#### Your task:
Quote the listing below in its entirety, omitting every image.

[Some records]
□ □ □ □ □ □ □

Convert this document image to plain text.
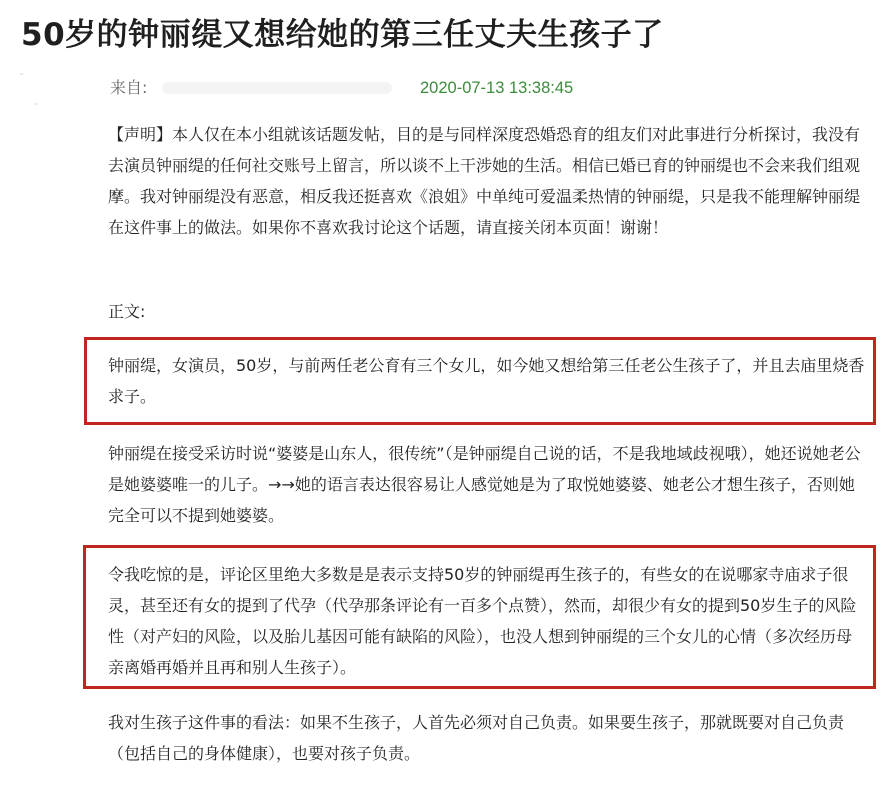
50岁的钟丽缇又想给她的第三任丈夫生孩子了
来自:	2020-07-13 13:38:45

【声明】本人仅在本小组就该话题发帖，目的是与同样深度恐婚恐育的组友们对此事进行分析探讨，我没有去演员钟丽缇的任何社交账号上留言，所以谈不上干涉她的生活。相信已婚已育的钟丽缇也不会来我们组观摩。我对钟丽缇没有恶意，相反我还挺喜欢《浪姐》中单纯可爱温柔热情的钟丽缇，只是我不能理解钟丽缇在这件事上的做法。如果你不喜欢我讨论这个话题，请直接关闭本页面！谢谢！

正文:

钟丽缇，女演员，50岁，与前两任老公育有三个女儿，如今她又想给第三任老公生孩子了，并且去庙里烧香求子。

钟丽缇在接受采访时说“婆婆是山东人，很传统”（是钟丽缇自己说的话，不是我地域歧视哦），她还说她老公是她婆婆唯一的儿子。→→她的语言表达很容易让人感觉她是为了取悦她婆婆、她老公才想生孩子，否则她完全可以不提到她婆婆。

令我吃惊的是，评论区里绝大多数是是表示支持50岁的钟丽缇再生孩子的，有些女的在说哪家寺庙求子很灵，甚至还有女的提到了代孕（代孕那条评论有一百多个点赞），然而，却很少有女的提到50岁生子的风险性（对产妇的风险，以及胎儿基因可能有缺陷的风险），也没人想到钟丽缇的三个女儿的心情（多次经历母亲离婚再婚并且再和别人生孩子）。

我对生孩子这件事的看法：如果不生孩子，人首先必须对自己负责。如果要生孩子，那就既要对自己负责（包括自己的身体健康），也要对孩子负责。
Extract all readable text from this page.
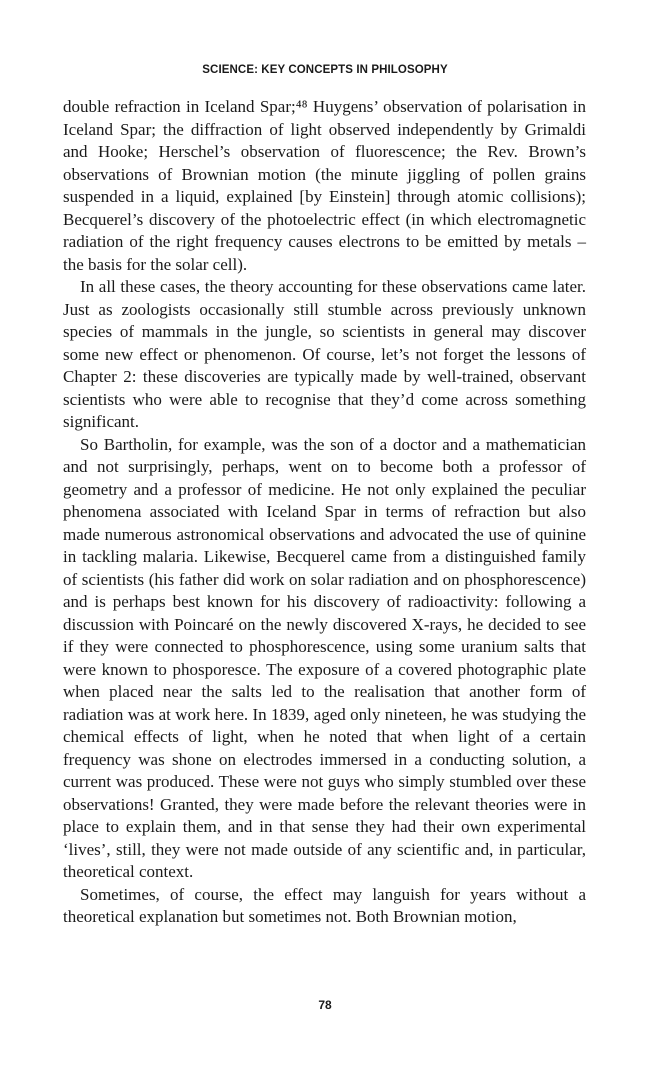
SCIENCE: KEY CONCEPTS IN PHILOSOPHY

double refraction in Iceland Spar;⁴⁸ Huygens’ observation of polarisation in Iceland Spar; the diffraction of light observed independently by Grimaldi and Hooke; Herschel’s observation of fluorescence; the Rev. Brown’s observations of Brownian motion (the minute jiggling of pollen grains suspended in a liquid, explained [by Einstein] through atomic collisions); Becquerel’s discovery of the photoelectric effect (in which electromagnetic radiation of the right frequency causes electrons to be emitted by metals – the basis for the solar cell).

In all these cases, the theory accounting for these observations came later. Just as zoologists occasionally still stumble across previously unknown species of mammals in the jungle, so scientists in general may discover some new effect or phenomenon. Of course, let’s not forget the lessons of Chapter 2: these discoveries are typically made by well-trained, observant scientists who were able to recognise that they’d come across something significant.

So Bartholin, for example, was the son of a doctor and a mathematician and not surprisingly, perhaps, went on to become both a professor of geometry and a professor of medicine. He not only explained the peculiar phenomena associated with Iceland Spar in terms of refraction but also made numerous astronomical observations and advocated the use of quinine in tackling malaria. Likewise, Becquerel came from a distinguished family of scientists (his father did work on solar radiation and on phosphorescence) and is perhaps best known for his discovery of radioactivity: following a discussion with Poincaré on the newly discovered X-rays, he decided to see if they were connected to phosphorescence, using some uranium salts that were known to phosporesce. The exposure of a covered photographic plate when placed near the salts led to the realisation that another form of radiation was at work here. In 1839, aged only nineteen, he was studying the chemical effects of light, when he noted that when light of a certain frequency was shone on electrodes immersed in a conducting solution, a current was produced. These were not guys who simply stumbled over these observations! Granted, they were made before the relevant theories were in place to explain them, and in that sense they had their own experimental ‘lives’, still, they were not made outside of any scientific and, in particular, theoretical context.

Sometimes, of course, the effect may languish for years without a theoretical explanation but sometimes not. Both Brownian motion,

78
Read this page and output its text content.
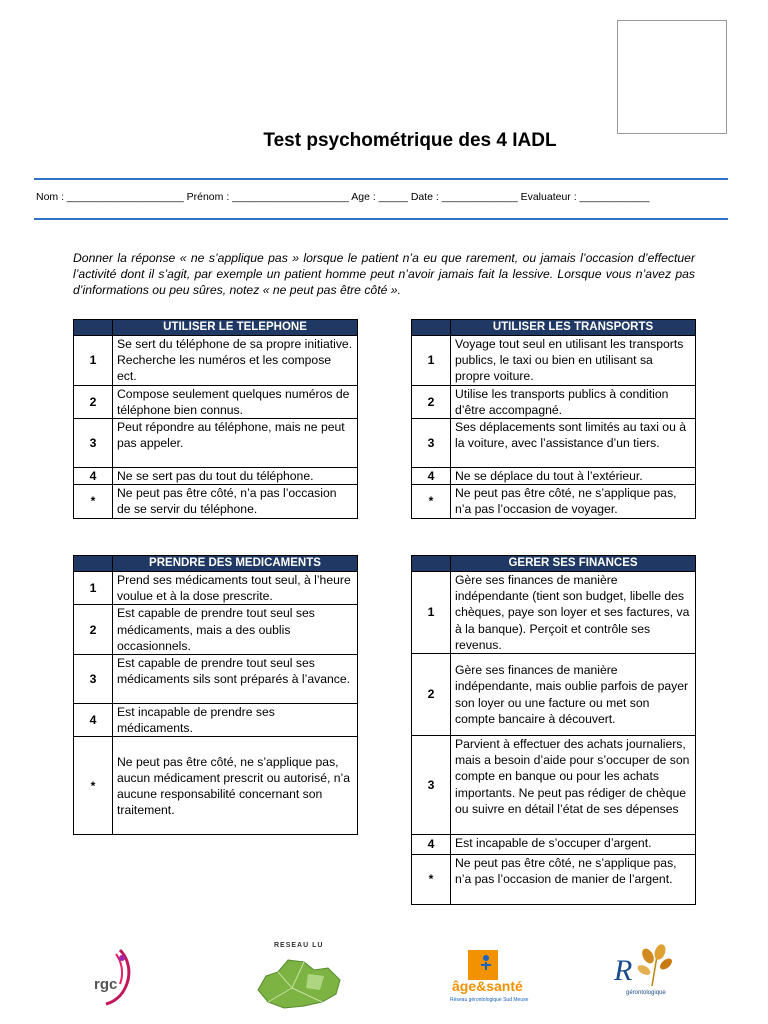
Test psychométrique des 4 IADL
Nom : ____________________ Prénom : ____________________ Age : _____ Date : _____________ Evaluateur : ____________
Donner la réponse « ne s’applique pas » lorsque le patient n’a eu que rarement, ou jamais l’occasion d’effectuer l’activité dont il s’agit, par exemple un patient homme peut n’avoir jamais fait la lessive. Lorsque vous n’avez pas d’informations ou peu sûres, notez « ne peut pas être côté ».
	UTILISER LE TELEPHONE
1	Se sert du téléphone de sa propre initiative. Recherche les numéros et les compose ect.
2	Compose seulement quelques numéros de téléphone bien connus.
3	Peut répondre au téléphone, mais ne peut pas appeler.
4	Ne se sert pas du tout du téléphone.
*	Ne peut pas être côté, n’a pas l’occasion de se servir du téléphone.
	UTILISER LES TRANSPORTS
1	Voyage tout seul en utilisant les transports publics, le taxi ou bien en utilisant sa propre voiture.
2	Utilise les transports publics à condition d’être accompagné.
3	Ses déplacements sont limités au taxi ou à la voiture, avec l’assistance d’un tiers.
4	Ne se déplace du tout à l’extérieur.
*	Ne peut pas être côté, ne s’applique pas, n’a pas l’occasion de voyager.
	PRENDRE DES MEDICAMENTS
1	Prend ses médicaments tout seul, à l’heure voulue et à la dose prescrite.
2	Est capable de prendre tout seul ses médicaments, mais a des oublis occasionnels.
3	Est capable de prendre tout seul ses médicaments sils sont préparés à l’avance.
4	Est incapable de prendre ses médicaments.
*	Ne peut pas être côté, ne s’applique pas, aucun médicament prescrit ou autorisé, n’a aucune responsabilité concernant son traitement.
	GERER SES FINANCES
1	Gère ses finances de manière indépendante (tient son budget, libelle des chèques, paye son loyer et ses factures, va à la banque). Perçoit et contrôle ses revenus.
2	Gère ses finances de manière indépendante, mais oublie parfois de payer son loyer ou une facture ou met son compte bancaire à découvert.
3	Parvient à effectuer des achats journaliers, mais a besoin d’aide pour s’occuper de son compte en banque ou pour les achats importants. Ne peut pas rédiger de chèque ou suivre en détail l’état de ses dépenses
4	Est incapable de s’occuper d’argent.
*	Ne peut pas être côté, ne s’applique pas, n’a pas l’occasion de manier de l’argent.
rgc
RESEAU LU
âge&santé
Réseau gérontologique Sud Meuse
R
gérontologique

□ □ □ □ □ □ □

#### Answer to this task:
Convert this document image to plain text.
50岁的钟丽缇又想给她的第三任丈夫生孩子了
来自:	2020-07-13 13:38:45

【声明】本人仅在本小组就该话题发帖，目的是与同样深度恐婚恐育的组友们对此事进行分析探讨，我没有去演员钟丽缇的任何社交账号上留言，所以谈不上干涉她的生活。相信已婚已育的钟丽缇也不会来我们组观摩。我对钟丽缇没有恶意，相反我还挺喜欢《浪姐》中单纯可爱温柔热情的钟丽缇，只是我不能理解钟丽缇在这件事上的做法。如果你不喜欢我讨论这个话题，请直接关闭本页面！谢谢！

正文:

钟丽缇，女演员，50岁，与前两任老公育有三个女儿，如今她又想给第三任老公生孩子了，并且去庙里烧香求子。

钟丽缇在接受采访时说“婆婆是山东人，很传统”（是钟丽缇自己说的话，不是我地域歧视哦），她还说她老公是她婆婆唯一的儿子。→→她的语言表达很容易让人感觉她是为了取悦她婆婆、她老公才想生孩子，否则她完全可以不提到她婆婆。

令我吃惊的是，评论区里绝大多数是是表示支持50岁的钟丽缇再生孩子的，有些女的在说哪家寺庙求子很灵，甚至还有女的提到了代孕（代孕那条评论有一百多个点赞），然而，却很少有女的提到50岁生子的风险性（对产妇的风险，以及胎儿基因可能有缺陷的风险），也没人想到钟丽缇的三个女儿的心情（多次经历母亲离婚再婚并且再和别人生孩子）。

我对生孩子这件事的看法：如果不生孩子，人首先必须对自己负责。如果要生孩子，那就既要对自己负责（包括自己的身体健康），也要对孩子负责。
Extract all readable text from this page.
SCIENCE: KEY CONCEPTS IN PHILOSOPHY

double refraction in Iceland Spar;⁴⁸ Huygens’ observation of polarisation in Iceland Spar; the diffraction of light observed independently by Grimaldi and Hooke; Herschel’s observation of fluorescence; the Rev. Brown’s observations of Brownian motion (the minute jiggling of pollen grains suspended in a liquid, explained [by Einstein] through atomic collisions); Becquerel’s discovery of the photoelectric effect (in which electromagnetic radiation of the right frequency causes electrons to be emitted by metals – the basis for the solar cell).

In all these cases, the theory accounting for these observations came later. Just as zoologists occasionally still stumble across previously unknown species of mammals in the jungle, so scientists in general may discover some new effect or phenomenon. Of course, let’s not forget the lessons of Chapter 2: these discoveries are typically made by well-trained, observant scientists who were able to recognise that they’d come across something significant.

So Bartholin, for example, was the son of a doctor and a mathematician and not surprisingly, perhaps, went on to become both a professor of geometry and a professor of medicine. He not only explained the peculiar phenomena associated with Iceland Spar in terms of refraction but also made numerous astronomical observations and advocated the use of quinine in tackling malaria. Likewise, Becquerel came from a distinguished family of scientists (his father did work on solar radiation and on phosphorescence) and is perhaps best known for his discovery of radioactivity: following a discussion with Poincaré on the newly discovered X-rays, he decided to see if they were connected to phosphorescence, using some uranium salts that were known to phosporesce. The exposure of a covered photographic plate when placed near the salts led to the realisation that another form of radiation was at work here. In 1839, aged only nineteen, he was studying the chemical effects of light, when he noted that when light of a certain frequency was shone on electrodes immersed in a conducting solution, a current was produced. These were not guys who simply stumbled over these observations! Granted, they were made before the relevant theories were in place to explain them, and in that sense they had their own experimental ‘lives’, still, they were not made outside of any scientific and, in particular, theoretical context.

Sometimes, of course, the effect may languish for years without a theoretical explanation but sometimes not. Both Brownian motion,

78
Read this page and output its text content.
Test psychométrique des 4 IADL
Nom : ____________________ Prénom : ____________________ Age : _____ Date : _____________ Evaluateur : ____________
Donner la réponse « ne s’applique pas » lorsque le patient n’a eu que rarement, ou jamais l’occasion d’effectuer l’activité dont il s’agit, par exemple un patient homme peut n’avoir jamais fait la lessive. Lorsque vous n’avez pas d’informations ou peu sûres, notez « ne peut pas être côté ».
	UTILISER LE TELEPHONE
1	Se sert du téléphone de sa propre initiative. Recherche les numéros et les compose ect.
2	Compose seulement quelques numéros de téléphone bien connus.
3	Peut répondre au téléphone, mais ne peut pas appeler.
4	Ne se sert pas du tout du téléphone.
*	Ne peut pas être côté, n’a pas l’occasion de se servir du téléphone.
	UTILISER LES TRANSPORTS
1	Voyage tout seul en utilisant les transports publics, le taxi ou bien en utilisant sa propre voiture.
2	Utilise les transports publics à condition d’être accompagné.
3	Ses déplacements sont limités au taxi ou à la voiture, avec l’assistance d’un tiers.
4	Ne se déplace du tout à l’extérieur.
*	Ne peut pas être côté, ne s’applique pas, n’a pas l’occasion de voyager.
	PRENDRE DES MEDICAMENTS
1	Prend ses médicaments tout seul, à l’heure voulue et à la dose prescrite.
2	Est capable de prendre tout seul ses médicaments, mais a des oublis occasionnels.
3	Est capable de prendre tout seul ses médicaments sils sont préparés à l’avance.
4	Est incapable de prendre ses médicaments.
*	Ne peut pas être côté, ne s’applique pas, aucun médicament prescrit ou autorisé, n’a aucune responsabilité concernant son traitement.
	GERER SES FINANCES
1	Gère ses finances de manière indépendante (tient son budget, libelle des chèques, paye son loyer et ses factures, va à la banque). Perçoit et contrôle ses revenus.
2	Gère ses finances de manière indépendante, mais oublie parfois de payer son loyer ou une facture ou met son compte bancaire à découvert.
3	Parvient à effectuer des achats journaliers, mais a besoin d’aide pour s’occuper de son compte en banque ou pour les achats importants. Ne peut pas rédiger de chèque ou suivre en détail l’état de ses dépenses
4	Est incapable de s’occuper d’argent.
*	Ne peut pas être côté, ne s’applique pas, n’a pas l’occasion de manier de l’argent.
rgc
RESEAU LU
âge&santé
Réseau gérontologique Sud Meuse
R
gérontologique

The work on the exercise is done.